Given problem A. Can you transcribe the passage on Yam Roll, starting with "Quoting from March" and going on through "by Lee Tockar."?
Given problem B. Would you restate the listing word for word, starting with its first line and going on through the line with "author-handle[interactable]: @cissan_9984 <box>96"?

Document extract.
=======

Yam Roll (or the long title, The Very Good Adventures of Yam Roll in Happy Kingdom) is a Canadian animated television series created by Jono Howard and Jon Izen for CBC Television. Produced by March Entertainment, the series premiered on February 6, 2006, airing on Saturday at 10:00am and 10:17am on local CBC channels. The pilot short was seen on the last episode of Maple Shorts in 2004, then with a few segments on Shorts in a Bunch in 2007.

Premise
Yam Roll features a cast of animated sushi characters, and other anthropomorphic instances of Japanese cuisine, all living in Happy Kingdom, a prosperous city which is upset quite often by monsters.

Quoting from March Entertainment's site:

With the help of his wise Zen master, Katcho Miso (an old lump of salty bean paste), his sidekick and best friend Ebi-san (a severely hyperactive shrimp), and the rest of his motley maritime crew, Yam Roll's life is always an exciting ride.

Characters
 Yam Roll: A taxicab driver by profession who wears a cowboy hat and boots. He is portrayed as an orange yam wrapped in rice, his body being circular in appearance, with stick-like arms and legs. Yam Roll is bestowed with a certain degree of super powers thanks to his instructor Katcho and the powers of Mount Foopi. These powers allow him to fly, lift incredibly heavy objects, and change form (into a door, a table, a potato masher, etc.). But despite his powers, Yam Roll leads a mostly normal life. Well, as normal as life gets in Happy Kingdom. Voiced by Lee Tockar.

=======

Exercise material.

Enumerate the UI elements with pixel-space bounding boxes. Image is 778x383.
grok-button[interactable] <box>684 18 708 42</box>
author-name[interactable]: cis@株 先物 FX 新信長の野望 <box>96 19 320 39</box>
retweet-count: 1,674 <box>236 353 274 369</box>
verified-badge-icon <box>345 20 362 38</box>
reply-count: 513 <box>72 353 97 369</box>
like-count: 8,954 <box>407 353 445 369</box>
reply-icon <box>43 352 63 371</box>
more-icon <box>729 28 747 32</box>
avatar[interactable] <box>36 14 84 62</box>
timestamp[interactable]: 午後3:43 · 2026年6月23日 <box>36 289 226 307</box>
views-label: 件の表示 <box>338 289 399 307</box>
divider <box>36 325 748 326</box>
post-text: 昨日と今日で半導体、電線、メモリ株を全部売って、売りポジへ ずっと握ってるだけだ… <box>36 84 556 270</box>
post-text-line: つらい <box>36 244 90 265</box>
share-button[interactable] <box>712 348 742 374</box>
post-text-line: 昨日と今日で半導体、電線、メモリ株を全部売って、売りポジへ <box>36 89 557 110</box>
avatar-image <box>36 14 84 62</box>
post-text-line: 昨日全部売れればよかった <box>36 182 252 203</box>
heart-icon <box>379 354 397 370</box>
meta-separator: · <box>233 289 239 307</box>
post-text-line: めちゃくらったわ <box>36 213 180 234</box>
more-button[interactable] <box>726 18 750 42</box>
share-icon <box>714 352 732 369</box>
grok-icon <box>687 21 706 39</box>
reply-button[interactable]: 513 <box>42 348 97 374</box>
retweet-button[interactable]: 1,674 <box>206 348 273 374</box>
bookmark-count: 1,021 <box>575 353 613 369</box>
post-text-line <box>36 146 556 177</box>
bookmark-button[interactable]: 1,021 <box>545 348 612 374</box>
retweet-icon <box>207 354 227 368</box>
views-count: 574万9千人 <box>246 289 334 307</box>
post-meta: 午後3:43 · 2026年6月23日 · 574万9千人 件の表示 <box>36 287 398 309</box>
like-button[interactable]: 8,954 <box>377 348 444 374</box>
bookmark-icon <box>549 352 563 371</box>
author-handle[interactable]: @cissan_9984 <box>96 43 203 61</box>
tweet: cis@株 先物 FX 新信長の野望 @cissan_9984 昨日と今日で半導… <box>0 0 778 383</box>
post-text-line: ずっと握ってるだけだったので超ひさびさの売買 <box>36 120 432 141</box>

=======

Full output A.
Quoting from March Entertainment's site:

With the help of his wise Zen master, Katcho Miso (an old lump of salty bean paste), his sidekick and best friend Ebi-san (a severely hyperactive shrimp), and the rest of his motley maritime crew, Yam Roll's life is always an exciting ride.

Characters
 Yam Roll: A taxicab driver by profession who wears a cowboy hat and boots. He is portrayed as an orange yam wrapped in rice, his body being circular in appearance, with stick-like arms and legs. Yam Roll is bestowed with a certain degree of super powers thanks to his instructor Katcho and the powers of Mount Foopi. These powers allow him to fly, lift incredibly heavy objects, and change form (into a door, a table, a potato masher, etc.). But despite his powers, Yam Roll leads a mostly normal life. Well, as normal as life gets in Happy Kingdom. Voiced by Lee Tockar.

Full output B.
Enumerate the UI elements with pixel-space bounding boxes. Image is 778x383.
grok-button[interactable] <box>684 18 708 42</box>
author-name[interactable]: cis@株 先物 FX 新信長の野望 <box>96 19 320 39</box>
retweet-count: 1,674 <box>236 353 274 369</box>
verified-badge-icon <box>345 20 362 38</box>
reply-count: 513 <box>72 353 97 369</box>
like-count: 8,954 <box>407 353 445 369</box>
reply-icon <box>43 352 63 371</box>
more-icon <box>729 28 747 32</box>
avatar[interactable] <box>36 14 84 62</box>
timestamp[interactable]: 午後3:43 · 2026年6月23日 <box>36 289 226 307</box>
views-label: 件の表示 <box>338 289 399 307</box>
divider <box>36 325 748 326</box>
post-text: 昨日と今日で半導体、電線、メモリ株を全部売って、売りポジへ ずっと握ってるだけだ… <box>36 84 556 270</box>
post-text-line: つらい <box>36 244 90 265</box>
share-button[interactable] <box>712 348 742 374</box>
post-text-line: 昨日と今日で半導体、電線、メモリ株を全部売って、売りポジへ <box>36 89 557 110</box>
avatar-image <box>36 14 84 62</box>
post-text-line: 昨日全部売れればよかった <box>36 182 252 203</box>
heart-icon <box>379 354 397 370</box>
meta-separator: · <box>233 289 239 307</box>
post-text-line: めちゃくらったわ <box>36 213 180 234</box>
more-button[interactable] <box>726 18 750 42</box>
share-icon <box>714 352 732 369</box>
grok-icon <box>687 21 706 39</box>
reply-button[interactable]: 513 <box>42 348 97 374</box>
retweet-button[interactable]: 1,674 <box>206 348 273 374</box>
bookmark-count: 1,021 <box>575 353 613 369</box>
post-text-line <box>36 146 556 177</box>
bookmark-button[interactable]: 1,021 <box>545 348 612 374</box>
retweet-icon <box>207 354 227 368</box>
views-count: 574万9千人 <box>246 289 334 307</box>
post-meta: 午後3:43 · 2026年6月23日 · 574万9千人 件の表示 <box>36 287 398 309</box>
like-button[interactable]: 8,954 <box>377 348 444 374</box>
bookmark-icon <box>549 352 563 371</box>
author-handle[interactable]: @cissan_9984 <box>96 43 203 61</box>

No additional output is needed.